+++ Material to process +++
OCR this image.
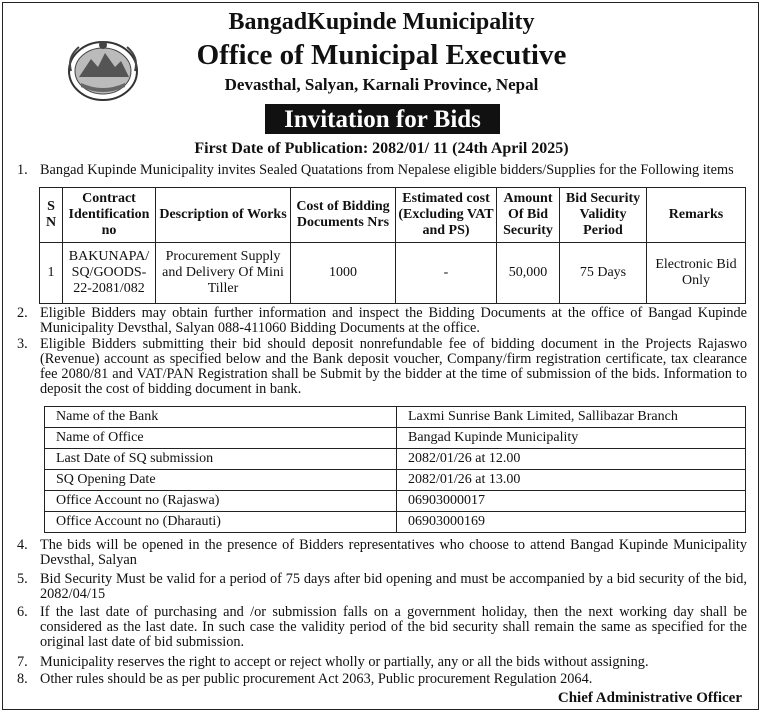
BangadKupinde Municipality
Office of Municipal Executive
Devasthal, Salyan, Karnali Province, Nepal
Invitation for Bids
First Date of Publication: 2082/01/ 11 (24th April 2025)
1. Bangad Kupinde Municipality invites Sealed Quatations from Nepalese eligible bidders/Supplies for the Following items
S N	Contract Identification no	Description of Works	Cost of Bidding Documents Nrs	Estimated cost (Excluding VAT and PS)	Amount Of Bid Security	Bid Security Validity Period	Remarks
1	BAKUNAPA/ SQ/GOODS-22-2081/082	Procurement Supply and Delivery Of Mini Tiller	1000	-	50,000	75 Days	Electronic Bid Only
2. Eligible Bidders may obtain further information and inspect the Bidding Documents at the office of Bangad Kupinde Municipality Devsthal, Salyan 088-411060 Bidding Documents at the office.
3. Eligible Bidders submitting their bid should deposit nonrefundable fee of bidding document in the Projects Rajaswo (Revenue) account as specified below and the Bank deposit voucher, Company/firm registration certificate, tax clearance fee 2080/81 and VAT/PAN Registration shall be Submit by the bidder at the time of submission of the bids. Information to deposit the cost of bidding document in bank.
Name of the Bank	Laxmi Sunrise Bank Limited, Sallibazar Branch
Name of Office	Bangad Kupinde Municipality
Last Date of SQ submission	2082/01/26 at 12.00
SQ Opening Date	2082/01/26 at 13.00
Office Account no (Rajaswa)	06903000017
Office Account no (Dharauti)	06903000169
4. The bids will be opened in the presence of Bidders representatives who choose to attend Bangad Kupinde Municipality Devsthal, Salyan
5. Bid Security Must be valid for a period of 75 days after bid opening and must be accompanied by a bid security of the bid, 2082/04/15
6. If the last date of purchasing and /or submission falls on a government holiday, then the next working day shall be considered as the last date. In such case the validity period of the bid security shall remain the same as specified for the original last date of bid submission.
7. Municipality reserves the right to accept or reject wholly or partially, any or all the bids without assigning.
8. Other rules should be as per public procurement Act 2063, Public procurement Regulation 2064.
Chief Administrative Officer
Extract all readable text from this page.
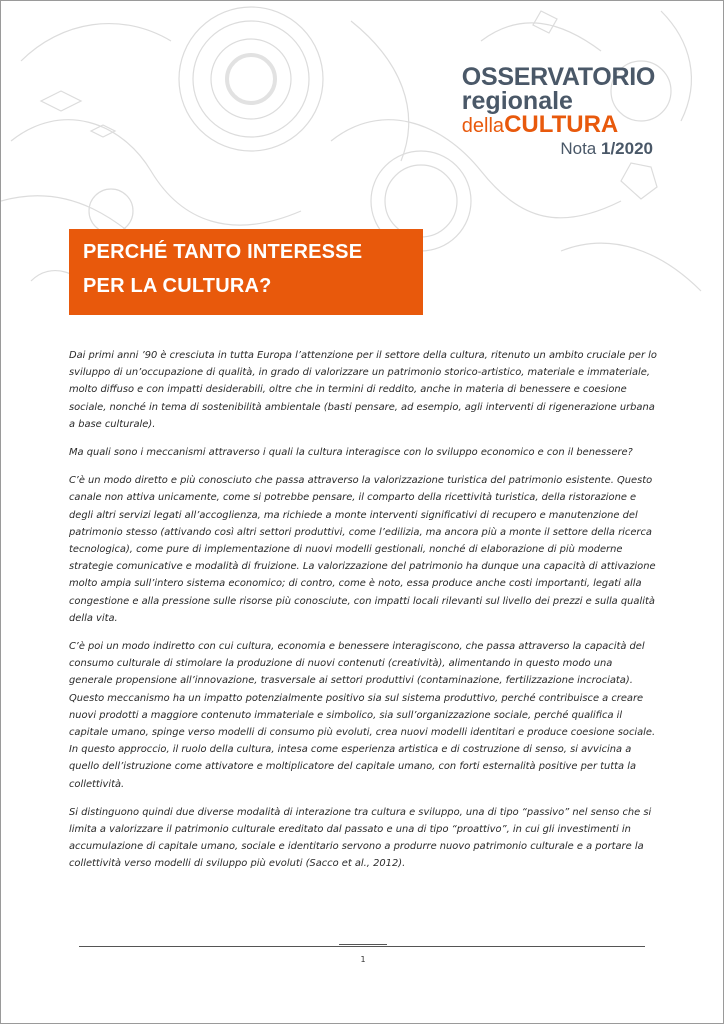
OSSERVATORIO
regionale
dellaCULTURA
Nota 1/2020
PERCHÉ TANTO INTERESSE
PER LA CULTURA?

Dai primi anni ’90 è cresciuta in tutta Europa l’attenzione per il settore della cultura, ritenuto un ambito cruciale per lo sviluppo di un’occupazione di qualità, in grado di valorizzare un patrimonio storico-artistico, materiale e immateriale, molto diffuso e con impatti desiderabili, oltre che in termini di reddito, anche in materia di benessere e coesione sociale, nonché in tema di sostenibilità ambientale (basti pensare, ad esempio, agli interventi di rigenerazione urbana a base culturale).

Ma quali sono i meccanismi attraverso i quali la cultura interagisce con lo sviluppo economico e con il benessere?

C’è un modo diretto e più conosciuto che passa attraverso la valorizzazione turistica del patrimonio esistente. Questo canale non attiva unicamente, come si potrebbe pensare, il comparto della ricettività turistica, della ristorazione e degli altri servizi legati all’accoglienza, ma richiede a monte interventi significativi di recupero e manutenzione del patrimonio stesso (attivando così altri settori produttivi, come l’edilizia, ma ancora più a monte il settore della ricerca tecnologica), come pure di implementazione di nuovi modelli gestionali, nonché di elaborazione di più moderne strategie comunicative e modalità di fruizione. La valorizzazione del patrimonio ha dunque una capacità di attivazione molto ampia sull’intero sistema economico; di contro, come è noto, essa produce anche costi importanti, legati alla congestione e alla pressione sulle risorse più conosciute, con impatti locali rilevanti sul livello dei prezzi e sulla qualità della vita.

C’è poi un modo indiretto con cui cultura, economia e benessere interagiscono, che passa attraverso la capacità del consumo culturale di stimolare la produzione di nuovi contenuti (creatività), alimentando in questo modo una generale propensione all’innovazione, trasversale ai settori produttivi (contaminazione, fertilizzazione incrociata). Questo meccanismo ha un impatto potenzialmente positivo sia sul sistema produttivo, perché contribuisce a creare nuovi prodotti a maggiore contenuto immateriale e simbolico, sia sull’organizzazione sociale, perché qualifica il capitale umano, spinge verso modelli di consumo più evoluti, crea nuovi modelli identitari e produce coesione sociale. In questo approccio, il ruolo della cultura, intesa come esperienza artistica e di costruzione di senso, si avvicina a quello dell’istruzione come attivatore e moltiplicatore del capitale umano, con forti esternalità positive per tutta la collettività.

Si distinguono quindi due diverse modalità di interazione tra cultura e sviluppo, una di tipo “passivo” nel senso che si limita a valorizzare il patrimonio culturale ereditato dal passato e una di tipo “proattivo”, in cui gli investimenti in accumulazione di capitale umano, sociale e identitario servono a produrre nuovo patrimonio culturale e a portare la collettività verso modelli di sviluppo più evoluti (Sacco et al., 2012).

1
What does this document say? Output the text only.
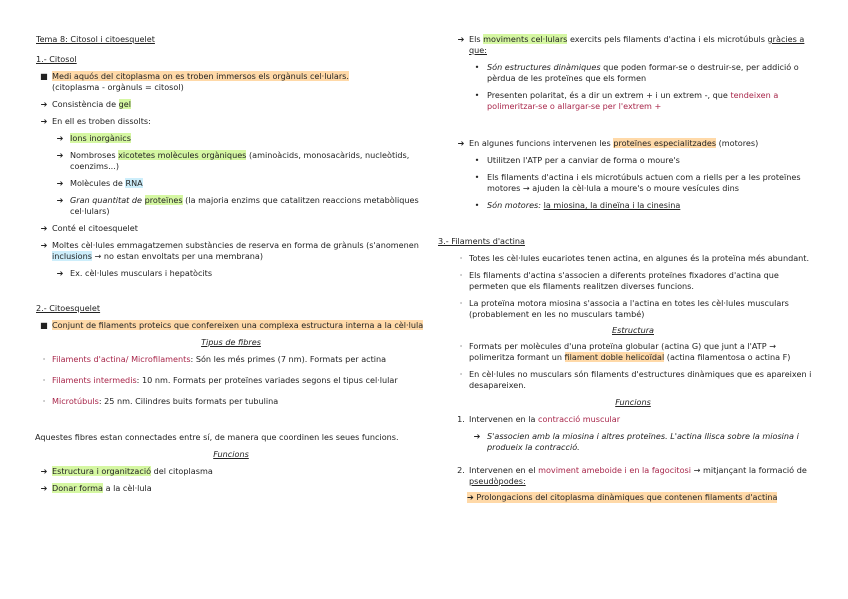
Tema 8: Citosol i citoesquelet

1.- Citosol

■ Medi aquós del citoplasma on es troben immersos els orgànuls cel·lulars.
(citoplasma - orgànuls = citosol)
➔ Consistència de gel
➔ En ell es troben dissolts:
➔ Ions inorgànics
➔ Nombroses xicotetes molècules orgàniques (aminoàcids, monosacàrids, nucleòtids, coenzims...)
➔ Molècules de RNA
➔ Gran quantitat de proteïnes (la majoria enzims que catalitzen reaccions metabòliques cel·lulars)
➔ Conté el citoesquelet
➔ Moltes cèl·lules emmagatzemen substàncies de reserva en forma de grànuls (s'anomenen inclusions → no estan envoltats per una membrana)
➔ Ex. cèl·lules musculars i hepatòcits

2.- Citoesquelet

■ Conjunt de filaments proteics que confereixen una complexa estructura interna a la cèl·lula

Tipus de fibres

· Filaments d'actina/ Microfilaments: Són les més primes (7 nm). Formats per actina
· Filaments intermedis: 10 nm. Formats per proteïnes variades segons el tipus cel·lular
· Microtúbuls: 25 nm. Cilindres buits formats per tubulina

Aquestes fibres estan connectades entre sí, de manera que coordinen les seues funcions.

Funcions

➔ Estructura i organització del citoplasma
➔ Donar forma a la cèl·lula
➔ Els moviments cel·lulars exercits pels filaments d'actina i els microtúbuls gràcies a que:
• Són estructures dinàmiques que poden formar-se o destruir-se, per addició o pèrdua de les proteïnes que els formen
• Presenten polaritat, és a dir un extrem + i un extrem -, que tendeixen a polimeritzar-se o allargar-se per l'extrem +
➔ En algunes funcions intervenen les proteïnes especialitzades (motores)
• Utilitzen l'ATP per a canviar de forma o moure's
• Els filaments d'actina i els microtúbuls actuen com a riells per a les proteïnes motores → ajuden la cèl·lula a moure's o moure vesícules dins
• Són motores: la miosina, la dineïna i la cinesina

3.- Filaments d'actina

· Totes les cèl·lules eucariotes tenen actina, en algunes és la proteïna més abundant.
· Els filaments d'actina s'associen a diferents proteïnes fixadores d'actina que permeten que els filaments realitzen diverses funcions.
· La proteïna motora miosina s'associa a l'actina en totes les cèl·lules musculars (probablement en les no musculars també)

Estructura

· Formats per molècules d'una proteïna globular (actina G) que junt a l'ATP → polimeritza formant un filament doble helicoïdal (actina filamentosa o actina F)
· En cèl·lules no musculars són filaments d'estructures dinàmiques que es apareixen i desapareixen.

Funcions

1. Intervenen en la contracció muscular
➔ S'associen amb la miosina i altres proteïnes. L'actina llisca sobre la miosina i produeix la contracció.
2. Intervenen en el moviment ameboide i en la fagocitosi → mitjançant la formació de pseudòpodes:
➔ Prolongacions del citoplasma dinàmiques que contenen filaments d'actina
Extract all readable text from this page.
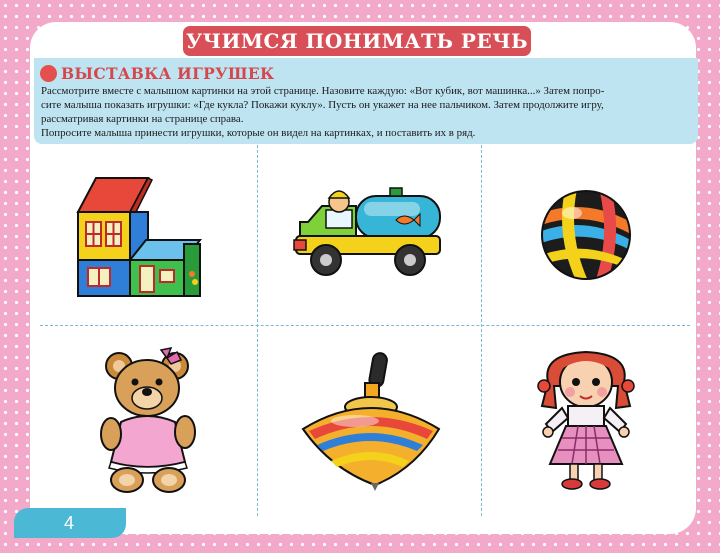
УЧИМСЯ ПОНИМАТЬ РЕЧЬ
ВЫСТАВКА ИГРУШЕК

Рассмотрите вместе с малышом картинки на этой странице. Назовите каждую: «Вот кубик, вот машинка...» Затем попро-

сите малыша показать игрушки: «Где кукла? Покажи куклу». Пусть он укажет на нее пальчиком. Затем продолжите игру,

рассматривая картинки на странице справа.

Попросите малыша принести игрушки, которые он видел на картинках, и поставить их в ряд.

4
+++
Your task
Copy out every line with the word "moure".

Exercise answer
• Utilitzen l'ATP per a canviar de forma o moure's
• Els filaments d'actina i els microtúbuls actuen com a riells per a les proteïnes motores → ajuden la cèl·lula a moure's o moure vesícules dins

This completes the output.